Short problem:
Report every line in the listing below where the string "stochastic" shows up.

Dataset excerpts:
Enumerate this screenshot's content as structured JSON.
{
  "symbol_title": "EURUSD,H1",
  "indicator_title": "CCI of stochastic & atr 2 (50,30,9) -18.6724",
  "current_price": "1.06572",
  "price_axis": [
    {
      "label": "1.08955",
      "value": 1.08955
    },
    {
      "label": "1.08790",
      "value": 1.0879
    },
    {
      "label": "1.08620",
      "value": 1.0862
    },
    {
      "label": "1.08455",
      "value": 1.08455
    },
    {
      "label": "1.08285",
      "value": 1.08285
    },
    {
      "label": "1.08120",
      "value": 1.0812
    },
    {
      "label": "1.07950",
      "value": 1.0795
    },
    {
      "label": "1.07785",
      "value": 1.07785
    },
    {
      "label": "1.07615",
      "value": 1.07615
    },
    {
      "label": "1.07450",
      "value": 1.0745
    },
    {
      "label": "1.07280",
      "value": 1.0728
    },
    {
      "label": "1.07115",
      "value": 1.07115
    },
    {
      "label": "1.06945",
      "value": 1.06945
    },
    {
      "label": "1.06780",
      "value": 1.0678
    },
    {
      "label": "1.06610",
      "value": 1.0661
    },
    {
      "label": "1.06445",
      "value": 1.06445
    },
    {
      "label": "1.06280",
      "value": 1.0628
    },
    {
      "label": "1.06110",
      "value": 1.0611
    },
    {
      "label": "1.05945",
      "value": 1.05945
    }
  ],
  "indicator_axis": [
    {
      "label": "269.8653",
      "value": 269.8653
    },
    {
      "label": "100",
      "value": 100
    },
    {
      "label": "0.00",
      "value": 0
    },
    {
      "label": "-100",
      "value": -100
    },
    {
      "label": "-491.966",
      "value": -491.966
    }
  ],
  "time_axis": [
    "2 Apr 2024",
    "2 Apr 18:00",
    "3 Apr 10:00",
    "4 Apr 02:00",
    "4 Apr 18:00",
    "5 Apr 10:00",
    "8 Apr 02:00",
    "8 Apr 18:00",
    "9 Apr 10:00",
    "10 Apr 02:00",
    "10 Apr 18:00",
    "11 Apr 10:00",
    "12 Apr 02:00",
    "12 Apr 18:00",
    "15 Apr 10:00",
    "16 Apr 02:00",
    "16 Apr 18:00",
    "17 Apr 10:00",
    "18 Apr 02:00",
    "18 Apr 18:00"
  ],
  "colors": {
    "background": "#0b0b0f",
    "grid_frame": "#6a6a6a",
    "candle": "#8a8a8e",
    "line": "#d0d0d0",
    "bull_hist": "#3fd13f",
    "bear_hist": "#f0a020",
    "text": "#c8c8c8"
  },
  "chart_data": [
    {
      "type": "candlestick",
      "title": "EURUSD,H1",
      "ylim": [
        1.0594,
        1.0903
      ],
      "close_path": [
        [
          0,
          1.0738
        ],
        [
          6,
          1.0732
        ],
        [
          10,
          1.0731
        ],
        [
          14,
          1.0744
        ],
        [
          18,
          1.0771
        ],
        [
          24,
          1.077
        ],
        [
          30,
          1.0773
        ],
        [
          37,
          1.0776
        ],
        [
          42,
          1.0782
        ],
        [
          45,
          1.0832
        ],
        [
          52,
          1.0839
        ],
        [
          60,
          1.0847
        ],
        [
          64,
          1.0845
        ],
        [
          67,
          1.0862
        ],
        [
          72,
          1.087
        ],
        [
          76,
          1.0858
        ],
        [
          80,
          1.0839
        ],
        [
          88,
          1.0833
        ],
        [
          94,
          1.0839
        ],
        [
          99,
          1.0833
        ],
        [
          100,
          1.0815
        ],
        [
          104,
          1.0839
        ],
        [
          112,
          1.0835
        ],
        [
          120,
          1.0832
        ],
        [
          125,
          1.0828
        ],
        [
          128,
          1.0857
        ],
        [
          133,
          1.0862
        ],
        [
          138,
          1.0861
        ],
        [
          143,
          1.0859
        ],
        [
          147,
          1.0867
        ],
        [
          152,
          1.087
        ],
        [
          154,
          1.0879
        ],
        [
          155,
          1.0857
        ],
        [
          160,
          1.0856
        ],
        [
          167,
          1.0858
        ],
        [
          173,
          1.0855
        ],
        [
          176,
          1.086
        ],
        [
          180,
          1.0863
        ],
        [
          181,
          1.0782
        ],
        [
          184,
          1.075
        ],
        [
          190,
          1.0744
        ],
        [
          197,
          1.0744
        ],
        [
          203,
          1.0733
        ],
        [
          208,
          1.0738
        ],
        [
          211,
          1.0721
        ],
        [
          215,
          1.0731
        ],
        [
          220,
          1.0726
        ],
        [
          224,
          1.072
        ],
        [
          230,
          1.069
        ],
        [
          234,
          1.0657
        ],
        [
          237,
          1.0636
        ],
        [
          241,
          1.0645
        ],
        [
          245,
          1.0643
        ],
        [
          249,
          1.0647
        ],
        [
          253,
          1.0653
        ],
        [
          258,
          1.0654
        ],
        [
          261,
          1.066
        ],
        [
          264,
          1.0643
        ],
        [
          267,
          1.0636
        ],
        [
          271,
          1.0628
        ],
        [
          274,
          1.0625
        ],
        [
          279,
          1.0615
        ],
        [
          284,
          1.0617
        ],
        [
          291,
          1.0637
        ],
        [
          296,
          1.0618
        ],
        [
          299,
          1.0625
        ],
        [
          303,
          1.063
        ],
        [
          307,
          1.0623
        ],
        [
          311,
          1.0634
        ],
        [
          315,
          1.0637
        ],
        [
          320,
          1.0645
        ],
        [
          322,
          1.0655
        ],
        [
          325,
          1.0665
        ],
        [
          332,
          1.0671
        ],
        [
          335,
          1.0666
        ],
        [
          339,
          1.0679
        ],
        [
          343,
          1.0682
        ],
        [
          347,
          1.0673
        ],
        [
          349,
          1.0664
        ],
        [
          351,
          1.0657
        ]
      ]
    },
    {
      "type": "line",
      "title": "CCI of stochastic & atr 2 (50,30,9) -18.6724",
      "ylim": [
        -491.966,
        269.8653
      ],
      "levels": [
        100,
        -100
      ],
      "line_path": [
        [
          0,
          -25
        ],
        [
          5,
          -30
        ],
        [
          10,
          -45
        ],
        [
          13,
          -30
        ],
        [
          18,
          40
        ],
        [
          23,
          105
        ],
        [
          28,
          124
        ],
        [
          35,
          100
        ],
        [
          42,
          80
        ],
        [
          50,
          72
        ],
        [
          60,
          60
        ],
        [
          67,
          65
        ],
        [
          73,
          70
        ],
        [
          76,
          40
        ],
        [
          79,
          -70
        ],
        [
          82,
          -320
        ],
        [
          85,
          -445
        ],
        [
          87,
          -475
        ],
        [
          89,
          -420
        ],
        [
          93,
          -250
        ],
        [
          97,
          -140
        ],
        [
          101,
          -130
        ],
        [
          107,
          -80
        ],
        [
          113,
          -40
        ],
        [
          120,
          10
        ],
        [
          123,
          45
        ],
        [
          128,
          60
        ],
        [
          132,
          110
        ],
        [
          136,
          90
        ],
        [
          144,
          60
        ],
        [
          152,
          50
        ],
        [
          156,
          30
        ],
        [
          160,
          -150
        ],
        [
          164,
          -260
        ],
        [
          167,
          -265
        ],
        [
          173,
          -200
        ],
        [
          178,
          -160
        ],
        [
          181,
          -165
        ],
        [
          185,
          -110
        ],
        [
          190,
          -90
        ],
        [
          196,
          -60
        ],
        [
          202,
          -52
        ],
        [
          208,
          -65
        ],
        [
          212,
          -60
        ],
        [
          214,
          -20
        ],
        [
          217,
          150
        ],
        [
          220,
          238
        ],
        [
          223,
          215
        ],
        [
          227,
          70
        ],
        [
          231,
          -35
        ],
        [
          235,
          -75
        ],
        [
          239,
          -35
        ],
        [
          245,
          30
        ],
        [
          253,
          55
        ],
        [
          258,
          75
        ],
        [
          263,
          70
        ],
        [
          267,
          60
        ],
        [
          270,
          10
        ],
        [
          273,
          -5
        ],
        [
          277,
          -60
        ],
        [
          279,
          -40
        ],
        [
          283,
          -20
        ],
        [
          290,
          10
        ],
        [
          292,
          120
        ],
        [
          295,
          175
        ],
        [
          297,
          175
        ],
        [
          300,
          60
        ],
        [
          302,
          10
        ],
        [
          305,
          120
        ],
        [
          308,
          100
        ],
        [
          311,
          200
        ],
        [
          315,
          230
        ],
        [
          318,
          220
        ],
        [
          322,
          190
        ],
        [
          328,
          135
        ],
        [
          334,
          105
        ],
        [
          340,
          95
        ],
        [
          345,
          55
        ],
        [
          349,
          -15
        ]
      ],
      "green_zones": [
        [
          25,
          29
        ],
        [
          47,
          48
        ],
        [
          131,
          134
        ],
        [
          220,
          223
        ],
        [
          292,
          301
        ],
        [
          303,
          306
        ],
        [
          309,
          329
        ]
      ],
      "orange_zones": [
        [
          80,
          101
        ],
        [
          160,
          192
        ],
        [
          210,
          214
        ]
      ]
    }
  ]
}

Output of the task:
  "indicator_title": "CCI of stochastic & atr 2 (50,30,9) -18.6724",
      "title": "CCI of stochastic & atr 2 (50,30,9) -18.6724",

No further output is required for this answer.